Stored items
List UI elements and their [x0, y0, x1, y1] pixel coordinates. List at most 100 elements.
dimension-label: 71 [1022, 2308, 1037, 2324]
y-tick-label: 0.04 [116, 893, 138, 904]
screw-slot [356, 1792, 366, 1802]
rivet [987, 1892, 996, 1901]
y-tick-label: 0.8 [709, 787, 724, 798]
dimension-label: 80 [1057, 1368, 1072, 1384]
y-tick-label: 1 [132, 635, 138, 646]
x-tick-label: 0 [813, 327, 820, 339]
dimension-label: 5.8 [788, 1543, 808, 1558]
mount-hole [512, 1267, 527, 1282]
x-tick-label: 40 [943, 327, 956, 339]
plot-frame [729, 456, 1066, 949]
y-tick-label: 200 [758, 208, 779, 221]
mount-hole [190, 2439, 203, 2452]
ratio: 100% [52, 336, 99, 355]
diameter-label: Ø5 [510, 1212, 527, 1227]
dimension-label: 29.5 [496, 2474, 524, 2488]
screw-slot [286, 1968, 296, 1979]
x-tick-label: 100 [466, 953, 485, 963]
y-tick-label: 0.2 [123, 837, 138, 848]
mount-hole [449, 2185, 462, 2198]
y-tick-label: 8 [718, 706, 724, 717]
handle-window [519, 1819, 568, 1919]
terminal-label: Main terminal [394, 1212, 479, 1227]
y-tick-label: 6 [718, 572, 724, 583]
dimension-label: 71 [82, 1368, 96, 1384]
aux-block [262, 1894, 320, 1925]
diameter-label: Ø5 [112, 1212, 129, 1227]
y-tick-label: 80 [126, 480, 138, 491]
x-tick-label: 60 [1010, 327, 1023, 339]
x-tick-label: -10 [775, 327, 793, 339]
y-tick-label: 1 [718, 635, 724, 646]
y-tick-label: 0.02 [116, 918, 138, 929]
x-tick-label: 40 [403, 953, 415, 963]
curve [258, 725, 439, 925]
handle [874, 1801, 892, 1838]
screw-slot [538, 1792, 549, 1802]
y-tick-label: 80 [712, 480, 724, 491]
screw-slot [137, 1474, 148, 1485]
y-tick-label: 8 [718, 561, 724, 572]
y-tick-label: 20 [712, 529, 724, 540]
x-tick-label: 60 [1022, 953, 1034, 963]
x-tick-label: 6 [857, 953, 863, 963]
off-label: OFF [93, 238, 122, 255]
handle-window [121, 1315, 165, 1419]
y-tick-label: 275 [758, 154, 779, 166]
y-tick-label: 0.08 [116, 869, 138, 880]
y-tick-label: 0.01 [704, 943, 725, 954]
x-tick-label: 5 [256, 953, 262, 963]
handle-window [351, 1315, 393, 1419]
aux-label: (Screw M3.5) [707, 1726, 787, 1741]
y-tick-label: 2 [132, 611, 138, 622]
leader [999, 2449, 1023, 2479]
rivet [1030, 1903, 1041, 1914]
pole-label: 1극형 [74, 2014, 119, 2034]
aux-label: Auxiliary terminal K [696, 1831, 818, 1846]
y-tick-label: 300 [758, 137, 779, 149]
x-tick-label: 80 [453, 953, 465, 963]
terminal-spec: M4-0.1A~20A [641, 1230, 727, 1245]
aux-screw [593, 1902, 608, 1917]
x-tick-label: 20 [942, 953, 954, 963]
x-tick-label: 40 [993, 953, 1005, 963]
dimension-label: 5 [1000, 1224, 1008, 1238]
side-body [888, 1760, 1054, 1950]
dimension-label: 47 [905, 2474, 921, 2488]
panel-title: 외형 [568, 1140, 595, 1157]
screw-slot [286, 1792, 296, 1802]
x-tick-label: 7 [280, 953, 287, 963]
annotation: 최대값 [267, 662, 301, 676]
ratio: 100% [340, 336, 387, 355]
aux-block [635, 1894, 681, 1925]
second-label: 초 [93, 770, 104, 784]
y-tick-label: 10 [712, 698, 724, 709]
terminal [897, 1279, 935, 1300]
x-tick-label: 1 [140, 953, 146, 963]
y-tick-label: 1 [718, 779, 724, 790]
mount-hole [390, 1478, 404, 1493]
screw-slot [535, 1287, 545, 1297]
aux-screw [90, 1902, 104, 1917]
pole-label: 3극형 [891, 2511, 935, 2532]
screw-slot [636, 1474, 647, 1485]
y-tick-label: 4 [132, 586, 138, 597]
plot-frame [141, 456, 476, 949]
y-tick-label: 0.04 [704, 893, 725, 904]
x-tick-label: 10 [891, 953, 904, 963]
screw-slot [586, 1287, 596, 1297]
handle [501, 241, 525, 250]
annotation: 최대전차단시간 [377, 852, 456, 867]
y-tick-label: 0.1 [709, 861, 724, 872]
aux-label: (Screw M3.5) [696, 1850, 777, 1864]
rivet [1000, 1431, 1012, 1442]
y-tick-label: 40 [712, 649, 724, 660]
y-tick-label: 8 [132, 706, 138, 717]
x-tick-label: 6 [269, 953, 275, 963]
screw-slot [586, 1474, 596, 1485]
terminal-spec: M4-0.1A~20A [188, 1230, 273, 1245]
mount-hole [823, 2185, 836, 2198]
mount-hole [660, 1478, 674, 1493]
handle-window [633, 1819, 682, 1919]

THE PROBLEM => Please extract every line of the data above and reproduce each one verbatim.

TASK ANSWER =>
List UI elements and their [x0, y0, x1, y1] pixel coordinates. List at most 100 elements.
dimension-label: 71 [1022, 2308, 1037, 2324]
y-tick-label: 0.04 [116, 893, 138, 904]
screw-slot [356, 1792, 366, 1802]
rivet [987, 1892, 996, 1901]
y-tick-label: 0.8 [709, 787, 724, 798]
dimension-label: 80 [1057, 1368, 1072, 1384]
y-tick-label: 1 [132, 635, 138, 646]
x-tick-label: 0 [813, 327, 820, 339]
dimension-label: 5.8 [788, 1543, 808, 1558]
mount-hole [512, 1267, 527, 1282]
x-tick-label: 40 [943, 327, 956, 339]
plot-frame [729, 456, 1066, 949]
y-tick-label: 200 [758, 208, 779, 221]
mount-hole [190, 2439, 203, 2452]
ratio: 100% [52, 336, 99, 355]
diameter-label: Ø5 [510, 1212, 527, 1227]
dimension-label: 29.5 [496, 2474, 524, 2488]
screw-slot [286, 1968, 296, 1979]
x-tick-label: 100 [466, 953, 485, 963]
y-tick-label: 0.2 [123, 837, 138, 848]
mount-hole [449, 2185, 462, 2198]
y-tick-label: 8 [718, 706, 724, 717]
handle-window [519, 1819, 568, 1919]
terminal-label: Main terminal [394, 1212, 479, 1227]
y-tick-label: 6 [718, 572, 724, 583]
dimension-label: 71 [82, 1368, 96, 1384]
aux-block [262, 1894, 320, 1925]
diameter-label: Ø5 [112, 1212, 129, 1227]
y-tick-label: 80 [126, 480, 138, 491]
x-tick-label: 60 [1010, 327, 1023, 339]
x-tick-label: -10 [775, 327, 793, 339]
y-tick-label: 1 [718, 635, 724, 646]
y-tick-label: 0.02 [116, 918, 138, 929]
x-tick-label: 40 [403, 953, 415, 963]
curve [258, 725, 439, 925]
handle [874, 1801, 892, 1838]
screw-slot [538, 1792, 549, 1802]
y-tick-label: 80 [712, 480, 724, 491]
screw-slot [137, 1474, 148, 1485]
y-tick-label: 8 [718, 561, 724, 572]
y-tick-label: 20 [712, 529, 724, 540]
x-tick-label: 60 [1022, 953, 1034, 963]
x-tick-label: 6 [857, 953, 863, 963]
off-label: OFF [93, 238, 122, 255]
handle-window [121, 1315, 165, 1419]
y-tick-label: 275 [758, 154, 779, 166]
y-tick-label: 0.08 [116, 869, 138, 880]
y-tick-label: 0.01 [704, 943, 725, 954]
x-tick-label: 5 [256, 953, 262, 963]
handle-window [351, 1315, 393, 1419]
aux-label: (Screw M3.5) [707, 1726, 787, 1741]
y-tick-label: 2 [132, 611, 138, 622]
leader [999, 2449, 1023, 2479]
rivet [1030, 1903, 1041, 1914]
pole-label: 1극형 [74, 2014, 119, 2034]
aux-label: Auxiliary terminal K [696, 1831, 818, 1846]
y-tick-label: 300 [758, 137, 779, 149]
x-tick-label: 80 [453, 953, 465, 963]
terminal-spec: M4-0.1A~20A [641, 1230, 727, 1245]
aux-screw [593, 1902, 608, 1917]
x-tick-label: 20 [942, 953, 954, 963]
x-tick-label: 40 [993, 953, 1005, 963]
dimension-label: 5 [1000, 1224, 1008, 1238]
side-body [888, 1760, 1054, 1950]
dimension-label: 47 [905, 2474, 921, 2488]
panel-title: 외형 [568, 1140, 595, 1157]
screw-slot [286, 1792, 296, 1802]
x-tick-label: 7 [280, 953, 287, 963]
annotation: 최대값 [267, 662, 301, 676]
ratio: 100% [340, 336, 387, 355]
aux-block [635, 1894, 681, 1925]
second-label: 초 [93, 770, 104, 784]
y-tick-label: 10 [712, 698, 724, 709]
terminal [897, 1279, 935, 1300]
x-tick-label: 1 [140, 953, 146, 963]
y-tick-label: 1 [718, 779, 724, 790]
mount-hole [390, 1478, 404, 1493]
screw-slot [535, 1287, 545, 1297]
aux-screw [90, 1902, 104, 1917]
pole-label: 3극형 [891, 2511, 935, 2532]
screw-slot [636, 1474, 647, 1485]
y-tick-label: 4 [132, 586, 138, 597]
plot-frame [141, 456, 476, 949]
y-tick-label: 0.04 [704, 893, 725, 904]
x-tick-label: 10 [891, 953, 904, 963]
screw-slot [586, 1287, 596, 1297]
handle [501, 241, 525, 250]
annotation: 최대전차단시간 [377, 852, 456, 867]
y-tick-label: 0.1 [709, 861, 724, 872]
aux-label: (Screw M3.5) [696, 1850, 777, 1864]
rivet [1000, 1431, 1012, 1442]
y-tick-label: 40 [712, 649, 724, 660]
y-tick-label: 8 [132, 706, 138, 717]
x-tick-label: 6 [269, 953, 275, 963]
screw-slot [586, 1474, 596, 1485]
terminal-spec: M4-0.1A~20A [188, 1230, 273, 1245]
mount-hole [823, 2185, 836, 2198]
mount-hole [660, 1478, 674, 1493]
handle-window [633, 1819, 682, 1919]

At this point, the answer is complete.